### STATED PROBLEM
Copy out every line in which the string "koncie" occurs.

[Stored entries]
(begin)

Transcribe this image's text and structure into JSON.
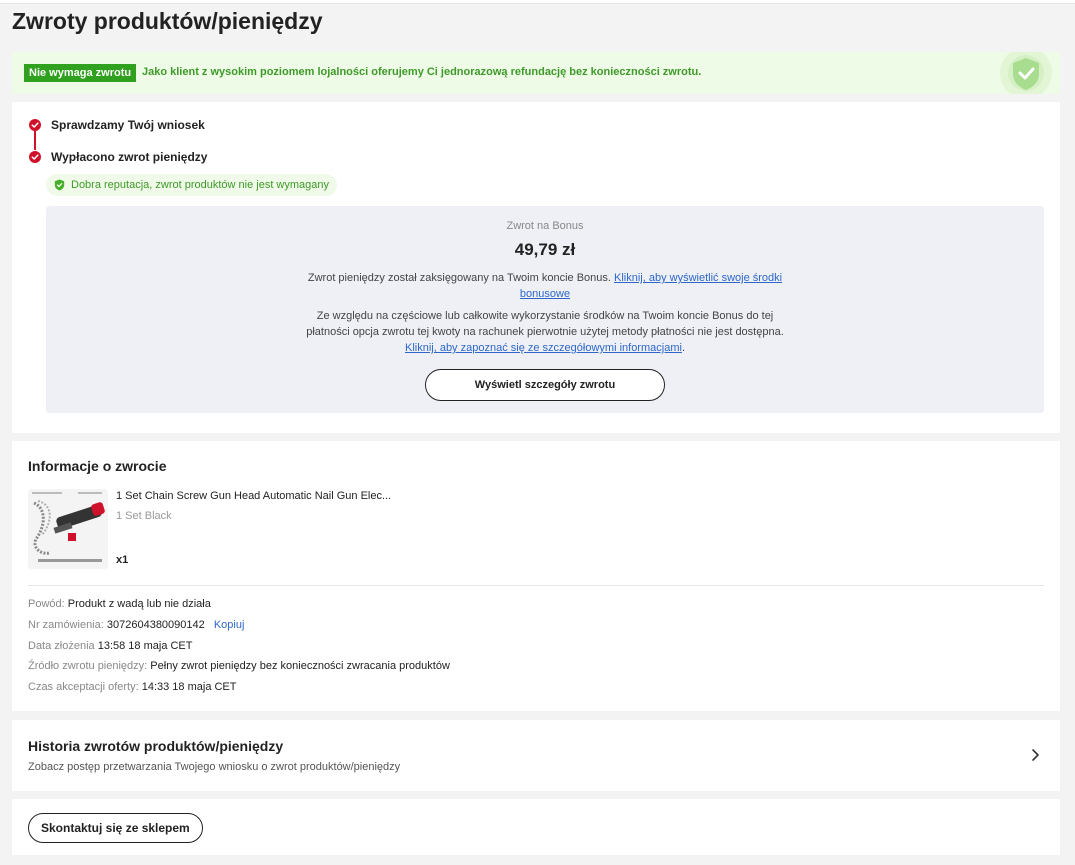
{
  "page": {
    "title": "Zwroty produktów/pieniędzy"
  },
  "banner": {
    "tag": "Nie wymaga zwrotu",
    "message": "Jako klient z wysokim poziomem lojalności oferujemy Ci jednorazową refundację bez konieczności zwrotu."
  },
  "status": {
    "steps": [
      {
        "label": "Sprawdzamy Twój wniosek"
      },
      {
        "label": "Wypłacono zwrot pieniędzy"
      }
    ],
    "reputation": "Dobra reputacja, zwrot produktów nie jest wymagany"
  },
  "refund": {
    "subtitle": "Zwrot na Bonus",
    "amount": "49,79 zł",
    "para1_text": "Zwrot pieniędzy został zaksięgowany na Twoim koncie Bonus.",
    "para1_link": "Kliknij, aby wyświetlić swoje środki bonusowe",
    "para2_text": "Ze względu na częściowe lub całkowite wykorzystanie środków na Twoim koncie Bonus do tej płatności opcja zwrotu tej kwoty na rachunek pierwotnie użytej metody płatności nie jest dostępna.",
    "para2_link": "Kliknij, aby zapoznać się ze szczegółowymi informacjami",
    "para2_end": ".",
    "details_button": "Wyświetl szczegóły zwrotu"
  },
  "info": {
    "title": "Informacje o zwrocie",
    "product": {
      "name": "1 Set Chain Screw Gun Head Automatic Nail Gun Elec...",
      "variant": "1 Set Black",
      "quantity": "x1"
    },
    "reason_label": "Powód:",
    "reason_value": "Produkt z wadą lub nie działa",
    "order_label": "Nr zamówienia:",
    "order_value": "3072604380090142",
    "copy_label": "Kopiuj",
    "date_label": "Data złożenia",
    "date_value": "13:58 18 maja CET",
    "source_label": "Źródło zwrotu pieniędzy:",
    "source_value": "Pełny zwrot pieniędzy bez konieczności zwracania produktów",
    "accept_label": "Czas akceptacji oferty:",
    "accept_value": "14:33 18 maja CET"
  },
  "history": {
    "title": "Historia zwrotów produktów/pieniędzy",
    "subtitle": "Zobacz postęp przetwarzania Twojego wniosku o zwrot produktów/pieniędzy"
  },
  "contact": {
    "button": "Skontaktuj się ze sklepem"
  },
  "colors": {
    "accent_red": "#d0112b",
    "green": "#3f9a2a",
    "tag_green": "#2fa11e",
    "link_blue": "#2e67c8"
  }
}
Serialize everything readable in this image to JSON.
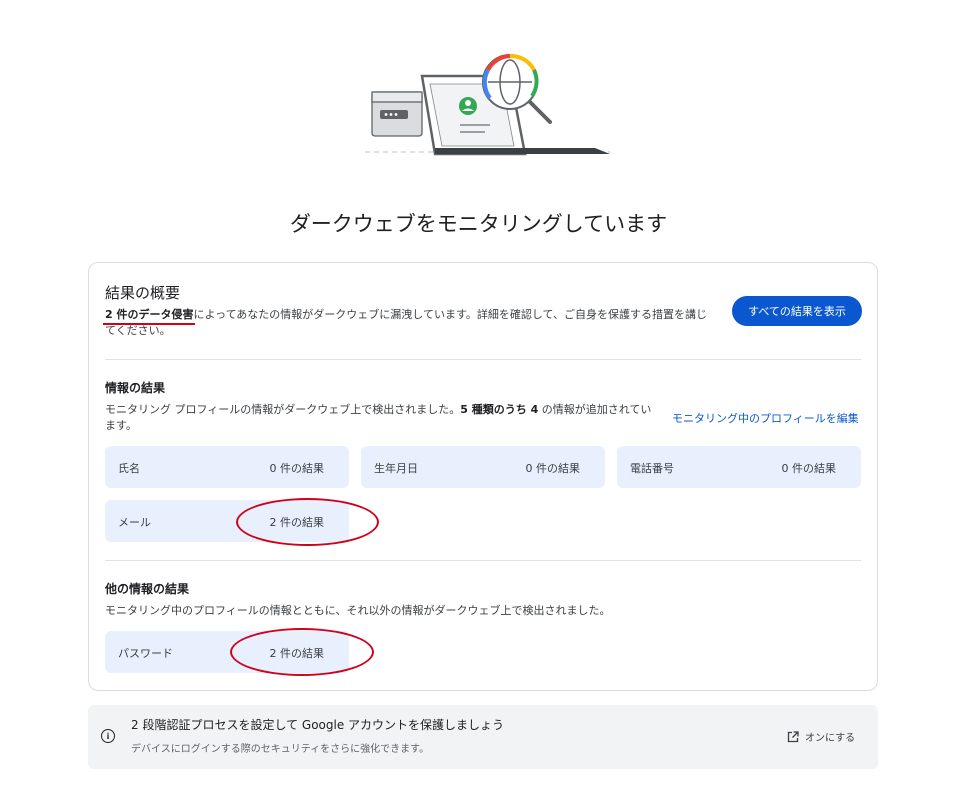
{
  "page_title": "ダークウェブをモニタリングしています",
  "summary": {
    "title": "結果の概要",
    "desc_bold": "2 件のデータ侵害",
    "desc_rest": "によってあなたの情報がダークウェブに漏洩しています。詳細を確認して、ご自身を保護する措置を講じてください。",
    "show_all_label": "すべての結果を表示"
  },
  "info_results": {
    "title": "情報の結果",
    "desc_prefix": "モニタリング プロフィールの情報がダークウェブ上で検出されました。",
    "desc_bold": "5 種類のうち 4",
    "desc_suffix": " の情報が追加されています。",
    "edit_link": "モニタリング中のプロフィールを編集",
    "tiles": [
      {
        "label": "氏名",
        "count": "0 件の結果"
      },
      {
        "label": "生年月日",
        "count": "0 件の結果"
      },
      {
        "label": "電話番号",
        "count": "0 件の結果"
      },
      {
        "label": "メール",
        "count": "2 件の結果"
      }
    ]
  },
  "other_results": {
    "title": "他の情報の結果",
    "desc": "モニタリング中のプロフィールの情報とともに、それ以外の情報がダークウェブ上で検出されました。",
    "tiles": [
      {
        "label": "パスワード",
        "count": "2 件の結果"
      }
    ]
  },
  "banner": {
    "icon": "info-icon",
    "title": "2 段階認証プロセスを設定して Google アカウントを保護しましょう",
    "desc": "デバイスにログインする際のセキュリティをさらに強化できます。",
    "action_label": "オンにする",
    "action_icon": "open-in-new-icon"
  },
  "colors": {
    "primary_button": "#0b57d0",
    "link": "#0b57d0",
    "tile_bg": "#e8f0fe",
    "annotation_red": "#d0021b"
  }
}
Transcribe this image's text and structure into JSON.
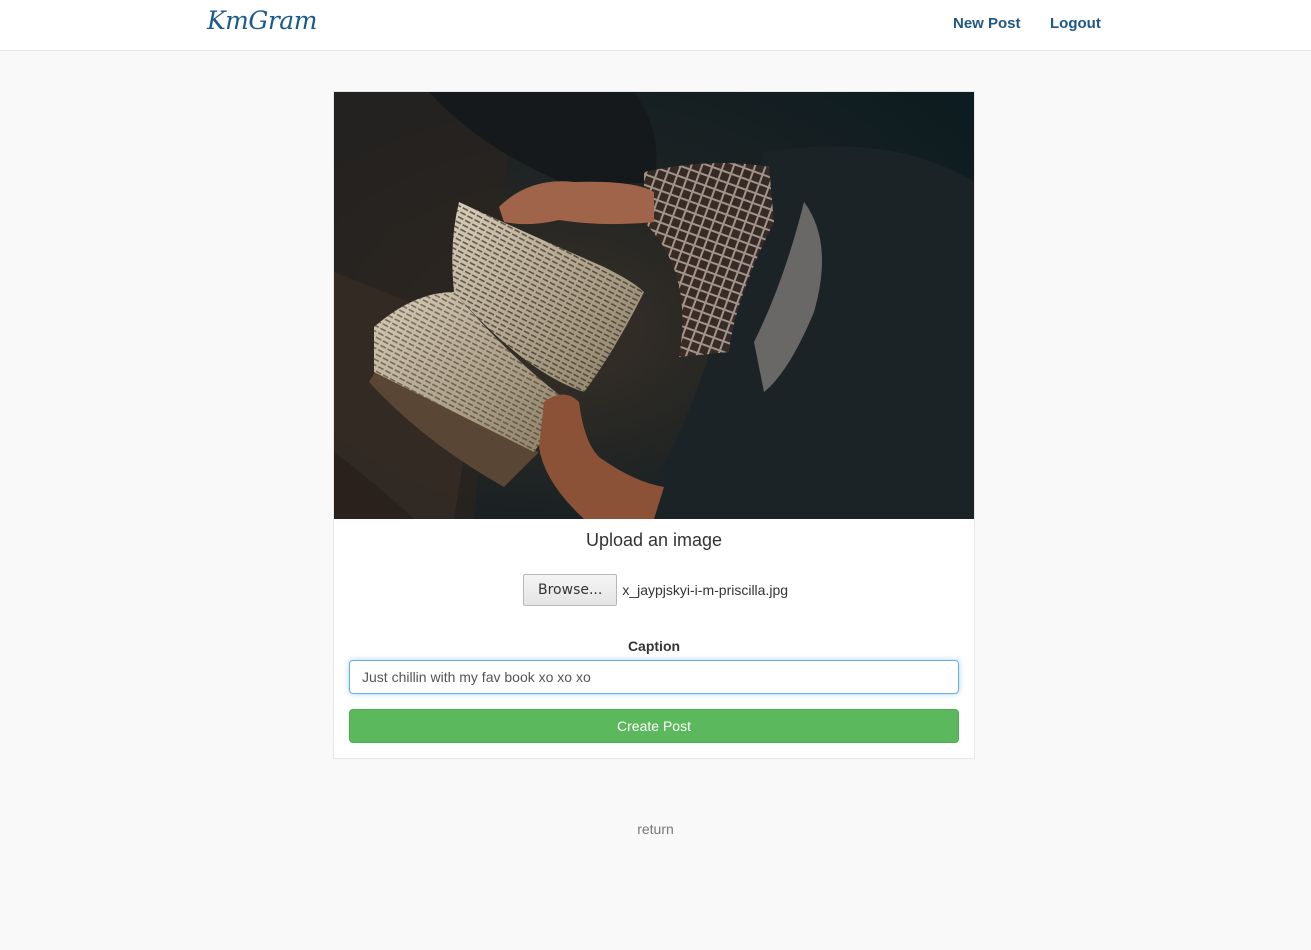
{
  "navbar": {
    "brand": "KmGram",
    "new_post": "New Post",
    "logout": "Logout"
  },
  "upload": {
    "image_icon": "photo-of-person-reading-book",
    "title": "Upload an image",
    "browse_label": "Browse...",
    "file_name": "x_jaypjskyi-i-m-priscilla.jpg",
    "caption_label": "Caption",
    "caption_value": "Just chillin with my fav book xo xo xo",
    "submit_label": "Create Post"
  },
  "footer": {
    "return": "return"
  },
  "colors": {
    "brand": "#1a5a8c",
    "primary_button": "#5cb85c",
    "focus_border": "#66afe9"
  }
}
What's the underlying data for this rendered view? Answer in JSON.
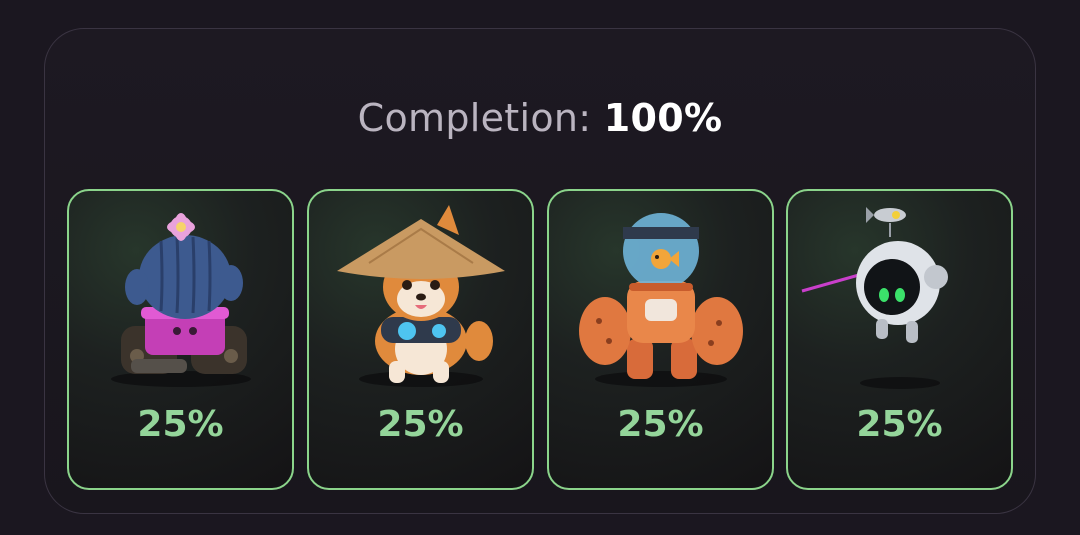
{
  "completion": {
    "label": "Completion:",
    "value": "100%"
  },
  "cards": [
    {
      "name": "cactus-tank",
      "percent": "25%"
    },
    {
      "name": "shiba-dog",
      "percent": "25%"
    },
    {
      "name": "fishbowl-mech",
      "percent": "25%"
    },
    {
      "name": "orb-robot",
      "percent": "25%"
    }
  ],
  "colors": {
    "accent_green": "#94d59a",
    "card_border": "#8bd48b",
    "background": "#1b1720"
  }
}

(end)

### OUTPUT FOR THIS TASK
    "para1_text": "Zwrot pieniędzy został zaksięgowany na Twoim koncie Bonus.",
    "para2_text": "Ze względu na częściowe lub całkowite wykorzystanie środków na Twoim koncie Bonus do tej płatności opcja zwrotu tej kwoty na rachunek pierwotnie użytej metody płatności nie jest dostępna.",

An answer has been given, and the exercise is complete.